→ YOUR INSTRUCTIONS
Leave out every picture, then transcribe the rest of the listing exactly.

--- Start EXERCISE DATA ---

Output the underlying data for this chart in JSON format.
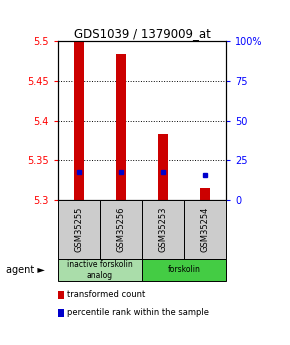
{
  "title": "GDS1039 / 1379009_at",
  "samples": [
    "GSM35255",
    "GSM35256",
    "GSM35253",
    "GSM35254"
  ],
  "bar_bottoms": [
    5.3,
    5.3,
    5.3,
    5.3
  ],
  "bar_tops": [
    5.5,
    5.484,
    5.383,
    5.315
  ],
  "percentile_values": [
    5.336,
    5.336,
    5.336,
    5.332
  ],
  "ylim_left": [
    5.3,
    5.5
  ],
  "ylim_right": [
    0,
    100
  ],
  "yticks_left": [
    5.3,
    5.35,
    5.4,
    5.45,
    5.5
  ],
  "yticks_right": [
    0,
    25,
    50,
    75,
    100
  ],
  "ytick_labels_right": [
    "0",
    "25",
    "50",
    "75",
    "100%"
  ],
  "bar_color": "#cc0000",
  "percentile_color": "#0000cc",
  "agent_groups": [
    {
      "label": "inactive forskolin\nanalog",
      "cols": [
        0,
        1
      ],
      "color": "#aaddaa"
    },
    {
      "label": "forskolin",
      "cols": [
        2,
        3
      ],
      "color": "#44cc44"
    }
  ],
  "legend_items": [
    {
      "color": "#cc0000",
      "label": "transformed count"
    },
    {
      "color": "#0000cc",
      "label": "percentile rank within the sample"
    }
  ],
  "sample_box_color": "#cccccc",
  "bar_width": 0.25
}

--- End EXERCISE DATA ---

→ COMPLETED TASK
Output the underlying data for this chart in JSON format.
{
  "title": "GDS1039 / 1379009_at",
  "samples": [
    "GSM35255",
    "GSM35256",
    "GSM35253",
    "GSM35254"
  ],
  "bar_bottoms": [
    5.3,
    5.3,
    5.3,
    5.3
  ],
  "bar_tops": [
    5.5,
    5.484,
    5.383,
    5.315
  ],
  "percentile_values": [
    5.336,
    5.336,
    5.336,
    5.332
  ],
  "ylim_left": [
    5.3,
    5.5
  ],
  "ylim_right": [
    0,
    100
  ],
  "yticks_left": [
    5.3,
    5.35,
    5.4,
    5.45,
    5.5
  ],
  "yticks_right": [
    0,
    25,
    50,
    75,
    100
  ],
  "ytick_labels_right": [
    "0",
    "25",
    "50",
    "75",
    "100%"
  ],
  "bar_color": "#cc0000",
  "percentile_color": "#0000cc",
  "agent_groups": [
    {
      "label": "inactive forskolin\nanalog",
      "cols": [
        0,
        1
      ],
      "color": "#aaddaa"
    },
    {
      "label": "forskolin",
      "cols": [
        2,
        3
      ],
      "color": "#44cc44"
    }
  ],
  "legend_items": [
    {
      "color": "#cc0000",
      "label": "transformed count"
    },
    {
      "color": "#0000cc",
      "label": "percentile rank within the sample"
    }
  ],
  "sample_box_color": "#cccccc",
  "bar_width": 0.25
}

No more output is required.